▸ **Do this**: Your task is to transcribe all of the data below exactly, omitting the images.

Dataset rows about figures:

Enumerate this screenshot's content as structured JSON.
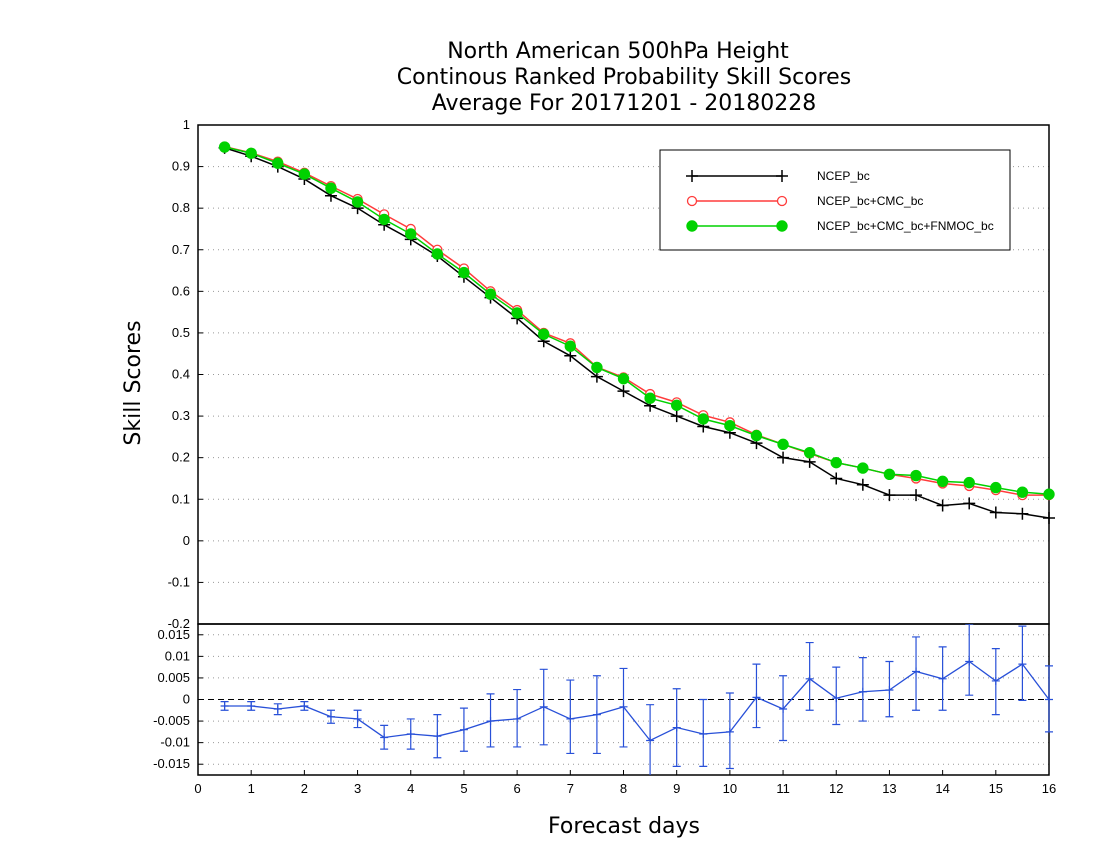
{
  "title_lines": [
    "North American 500hPa Height",
    "Continous Ranked Probability Skill Scores",
    "Average For 20171201 - 20180228"
  ],
  "chart_data": [
    {
      "type": "line",
      "ylabel": "Skill Scores",
      "xlim": [
        0,
        16
      ],
      "ylim": [
        -0.2,
        1
      ],
      "yticks": [
        "1",
        "0.9",
        "0.8",
        "0.7",
        "0.6",
        "0.5",
        "0.4",
        "0.3",
        "0.2",
        "0.1",
        "0",
        "-0.1",
        "-0.2"
      ],
      "grid": true,
      "legend_position": "top-right",
      "x": [
        0.5,
        1,
        1.5,
        2,
        2.5,
        3,
        3.5,
        4,
        4.5,
        5,
        5.5,
        6,
        6.5,
        7,
        7.5,
        8,
        8.5,
        9,
        9.5,
        10,
        10.5,
        11,
        11.5,
        12,
        12.5,
        13,
        13.5,
        14,
        14.5,
        15,
        15.5,
        16
      ],
      "series": [
        {
          "name": "NCEP_bc",
          "color": "#000000",
          "marker": "plus",
          "values": [
            0.945,
            0.925,
            0.9,
            0.87,
            0.83,
            0.8,
            0.76,
            0.725,
            0.685,
            0.635,
            0.585,
            0.535,
            0.48,
            0.445,
            0.395,
            0.36,
            0.325,
            0.3,
            0.275,
            0.26,
            0.235,
            0.2,
            0.19,
            0.15,
            0.135,
            0.11,
            0.11,
            0.085,
            0.09,
            0.068,
            0.065,
            0.055
          ]
        },
        {
          "name": "NCEP_bc+CMC_bc",
          "color": "#ff3b3b",
          "marker": "open-circle",
          "values": [
            0.948,
            0.933,
            0.912,
            0.885,
            0.853,
            0.822,
            0.785,
            0.75,
            0.7,
            0.655,
            0.6,
            0.555,
            0.5,
            0.475,
            0.418,
            0.393,
            0.353,
            0.333,
            0.302,
            0.285,
            0.255,
            0.232,
            0.21,
            0.188,
            0.175,
            0.16,
            0.15,
            0.138,
            0.132,
            0.122,
            0.11,
            0.11
          ]
        },
        {
          "name": "NCEP_bc+CMC_bc+FNMOC_bc",
          "color": "#00d200",
          "marker": "filled-circle",
          "values": [
            0.947,
            0.932,
            0.908,
            0.882,
            0.848,
            0.815,
            0.773,
            0.738,
            0.69,
            0.645,
            0.593,
            0.548,
            0.497,
            0.468,
            0.417,
            0.39,
            0.343,
            0.326,
            0.293,
            0.277,
            0.253,
            0.232,
            0.212,
            0.188,
            0.175,
            0.16,
            0.157,
            0.143,
            0.14,
            0.128,
            0.117,
            0.112
          ]
        }
      ]
    },
    {
      "type": "line",
      "xlabel": "Forecast days",
      "xlim": [
        0,
        16
      ],
      "ylim": [
        -0.0175,
        0.0175
      ],
      "xticks": [
        "0",
        "1",
        "2",
        "3",
        "4",
        "5",
        "6",
        "7",
        "8",
        "9",
        "10",
        "11",
        "12",
        "13",
        "14",
        "15",
        "16"
      ],
      "yticks": [
        "0.015",
        "0.01",
        "0.005",
        "0",
        "-0.005",
        "-0.01",
        "-0.015"
      ],
      "grid": true,
      "zero_line": "dashed",
      "x": [
        0.5,
        1,
        1.5,
        2,
        2.5,
        3,
        3.5,
        4,
        4.5,
        5,
        5.5,
        6,
        6.5,
        7,
        7.5,
        8,
        8.5,
        9,
        9.5,
        10,
        10.5,
        11,
        11.5,
        12,
        12.5,
        13,
        13.5,
        14,
        14.5,
        15,
        15.5,
        16
      ],
      "series": [
        {
          "color": "#2850d8",
          "marker": "plus",
          "error_bars": true,
          "values": [
            -0.0015,
            -0.0015,
            -0.0022,
            -0.0015,
            -0.004,
            -0.0045,
            -0.0088,
            -0.008,
            -0.0085,
            -0.007,
            -0.005,
            -0.0045,
            -0.0017,
            -0.0045,
            -0.0035,
            -0.0017,
            -0.0095,
            -0.0065,
            -0.008,
            -0.0075,
            0.0005,
            -0.0022,
            0.0048,
            0.0003,
            0.0018,
            0.0022,
            0.0065,
            0.0048,
            0.0088,
            0.0043,
            0.0082,
            0.0
          ],
          "lower": [
            -0.0025,
            -0.0025,
            -0.0035,
            -0.0025,
            -0.0055,
            -0.0065,
            -0.0115,
            -0.0115,
            -0.0135,
            -0.012,
            -0.011,
            -0.011,
            -0.0105,
            -0.0125,
            -0.0125,
            -0.011,
            -0.018,
            -0.0155,
            -0.0155,
            -0.016,
            -0.0065,
            -0.0095,
            -0.0025,
            -0.0058,
            -0.005,
            -0.004,
            -0.0025,
            -0.0025,
            0.001,
            -0.0035,
            -0.0002,
            -0.0075
          ],
          "upper": [
            -0.0005,
            -0.0005,
            -0.001,
            -0.0005,
            -0.0025,
            -0.0025,
            -0.006,
            -0.0045,
            -0.0035,
            -0.002,
            0.0013,
            0.0023,
            0.007,
            0.0045,
            0.0055,
            0.0072,
            -0.0012,
            0.0025,
            0.0,
            0.0015,
            0.0082,
            0.0055,
            0.0132,
            0.0075,
            0.0097,
            0.0088,
            0.0145,
            0.0122,
            0.0175,
            0.0118,
            0.017,
            0.0078
          ]
        }
      ]
    }
  ]
}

▸ **Answer for this exercise**:
Enumerate this screenshot's content as structured JSON.
{
  "title_lines": [
    "North American 500hPa Height",
    "Continous Ranked Probability Skill Scores",
    "Average For 20171201 - 20180228"
  ],
  "chart_data": [
    {
      "type": "line",
      "ylabel": "Skill Scores",
      "xlim": [
        0,
        16
      ],
      "ylim": [
        -0.2,
        1
      ],
      "yticks": [
        "1",
        "0.9",
        "0.8",
        "0.7",
        "0.6",
        "0.5",
        "0.4",
        "0.3",
        "0.2",
        "0.1",
        "0",
        "-0.1",
        "-0.2"
      ],
      "grid": true,
      "legend_position": "top-right",
      "x": [
        0.5,
        1,
        1.5,
        2,
        2.5,
        3,
        3.5,
        4,
        4.5,
        5,
        5.5,
        6,
        6.5,
        7,
        7.5,
        8,
        8.5,
        9,
        9.5,
        10,
        10.5,
        11,
        11.5,
        12,
        12.5,
        13,
        13.5,
        14,
        14.5,
        15,
        15.5,
        16
      ],
      "series": [
        {
          "name": "NCEP_bc",
          "color": "#000000",
          "marker": "plus",
          "values": [
            0.945,
            0.925,
            0.9,
            0.87,
            0.83,
            0.8,
            0.76,
            0.725,
            0.685,
            0.635,
            0.585,
            0.535,
            0.48,
            0.445,
            0.395,
            0.36,
            0.325,
            0.3,
            0.275,
            0.26,
            0.235,
            0.2,
            0.19,
            0.15,
            0.135,
            0.11,
            0.11,
            0.085,
            0.09,
            0.068,
            0.065,
            0.055
          ]
        },
        {
          "name": "NCEP_bc+CMC_bc",
          "color": "#ff3b3b",
          "marker": "open-circle",
          "values": [
            0.948,
            0.933,
            0.912,
            0.885,
            0.853,
            0.822,
            0.785,
            0.75,
            0.7,
            0.655,
            0.6,
            0.555,
            0.5,
            0.475,
            0.418,
            0.393,
            0.353,
            0.333,
            0.302,
            0.285,
            0.255,
            0.232,
            0.21,
            0.188,
            0.175,
            0.16,
            0.15,
            0.138,
            0.132,
            0.122,
            0.11,
            0.11
          ]
        },
        {
          "name": "NCEP_bc+CMC_bc+FNMOC_bc",
          "color": "#00d200",
          "marker": "filled-circle",
          "values": [
            0.947,
            0.932,
            0.908,
            0.882,
            0.848,
            0.815,
            0.773,
            0.738,
            0.69,
            0.645,
            0.593,
            0.548,
            0.497,
            0.468,
            0.417,
            0.39,
            0.343,
            0.326,
            0.293,
            0.277,
            0.253,
            0.232,
            0.212,
            0.188,
            0.175,
            0.16,
            0.157,
            0.143,
            0.14,
            0.128,
            0.117,
            0.112
          ]
        }
      ]
    },
    {
      "type": "line",
      "xlabel": "Forecast days",
      "xlim": [
        0,
        16
      ],
      "ylim": [
        -0.0175,
        0.0175
      ],
      "xticks": [
        "0",
        "1",
        "2",
        "3",
        "4",
        "5",
        "6",
        "7",
        "8",
        "9",
        "10",
        "11",
        "12",
        "13",
        "14",
        "15",
        "16"
      ],
      "yticks": [
        "0.015",
        "0.01",
        "0.005",
        "0",
        "-0.005",
        "-0.01",
        "-0.015"
      ],
      "grid": true,
      "zero_line": "dashed",
      "x": [
        0.5,
        1,
        1.5,
        2,
        2.5,
        3,
        3.5,
        4,
        4.5,
        5,
        5.5,
        6,
        6.5,
        7,
        7.5,
        8,
        8.5,
        9,
        9.5,
        10,
        10.5,
        11,
        11.5,
        12,
        12.5,
        13,
        13.5,
        14,
        14.5,
        15,
        15.5,
        16
      ],
      "series": [
        {
          "color": "#2850d8",
          "marker": "plus",
          "error_bars": true,
          "values": [
            -0.0015,
            -0.0015,
            -0.0022,
            -0.0015,
            -0.004,
            -0.0045,
            -0.0088,
            -0.008,
            -0.0085,
            -0.007,
            -0.005,
            -0.0045,
            -0.0017,
            -0.0045,
            -0.0035,
            -0.0017,
            -0.0095,
            -0.0065,
            -0.008,
            -0.0075,
            0.0005,
            -0.0022,
            0.0048,
            0.0003,
            0.0018,
            0.0022,
            0.0065,
            0.0048,
            0.0088,
            0.0043,
            0.0082,
            0.0
          ],
          "lower": [
            -0.0025,
            -0.0025,
            -0.0035,
            -0.0025,
            -0.0055,
            -0.0065,
            -0.0115,
            -0.0115,
            -0.0135,
            -0.012,
            -0.011,
            -0.011,
            -0.0105,
            -0.0125,
            -0.0125,
            -0.011,
            -0.018,
            -0.0155,
            -0.0155,
            -0.016,
            -0.0065,
            -0.0095,
            -0.0025,
            -0.0058,
            -0.005,
            -0.004,
            -0.0025,
            -0.0025,
            0.001,
            -0.0035,
            -0.0002,
            -0.0075
          ],
          "upper": [
            -0.0005,
            -0.0005,
            -0.001,
            -0.0005,
            -0.0025,
            -0.0025,
            -0.006,
            -0.0045,
            -0.0035,
            -0.002,
            0.0013,
            0.0023,
            0.007,
            0.0045,
            0.0055,
            0.0072,
            -0.0012,
            0.0025,
            0.0,
            0.0015,
            0.0082,
            0.0055,
            0.0132,
            0.0075,
            0.0097,
            0.0088,
            0.0145,
            0.0122,
            0.0175,
            0.0118,
            0.017,
            0.0078
          ]
        }
      ]
    }
  ]
}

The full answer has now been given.